What to do:
Pick out each line in the listing below that contains the string "title", and copy those lines as they appear.

** start Dataset entries **

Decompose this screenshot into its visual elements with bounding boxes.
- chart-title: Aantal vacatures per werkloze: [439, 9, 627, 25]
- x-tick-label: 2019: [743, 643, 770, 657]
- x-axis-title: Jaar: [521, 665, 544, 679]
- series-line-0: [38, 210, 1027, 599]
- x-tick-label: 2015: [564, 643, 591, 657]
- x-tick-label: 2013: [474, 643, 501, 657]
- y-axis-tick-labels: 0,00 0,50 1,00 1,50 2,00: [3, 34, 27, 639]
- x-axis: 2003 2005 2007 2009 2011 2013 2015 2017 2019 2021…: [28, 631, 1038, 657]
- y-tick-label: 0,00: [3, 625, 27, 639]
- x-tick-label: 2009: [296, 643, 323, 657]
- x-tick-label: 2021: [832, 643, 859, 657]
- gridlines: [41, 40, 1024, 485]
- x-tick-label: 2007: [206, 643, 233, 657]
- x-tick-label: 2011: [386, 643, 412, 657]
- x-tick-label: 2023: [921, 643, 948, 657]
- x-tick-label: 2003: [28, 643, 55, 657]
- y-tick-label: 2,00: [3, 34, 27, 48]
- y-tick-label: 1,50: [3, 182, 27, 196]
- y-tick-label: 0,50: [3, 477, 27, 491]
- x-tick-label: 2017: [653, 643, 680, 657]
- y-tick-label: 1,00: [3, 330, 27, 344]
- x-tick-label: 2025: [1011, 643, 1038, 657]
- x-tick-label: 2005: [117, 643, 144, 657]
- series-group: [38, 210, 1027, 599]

** end Dataset entries **

Solution to this task:
- chart-title: Aantal vacatures per werkloze: [439, 9, 627, 25]
- x-axis-title: Jaar: [521, 665, 544, 679]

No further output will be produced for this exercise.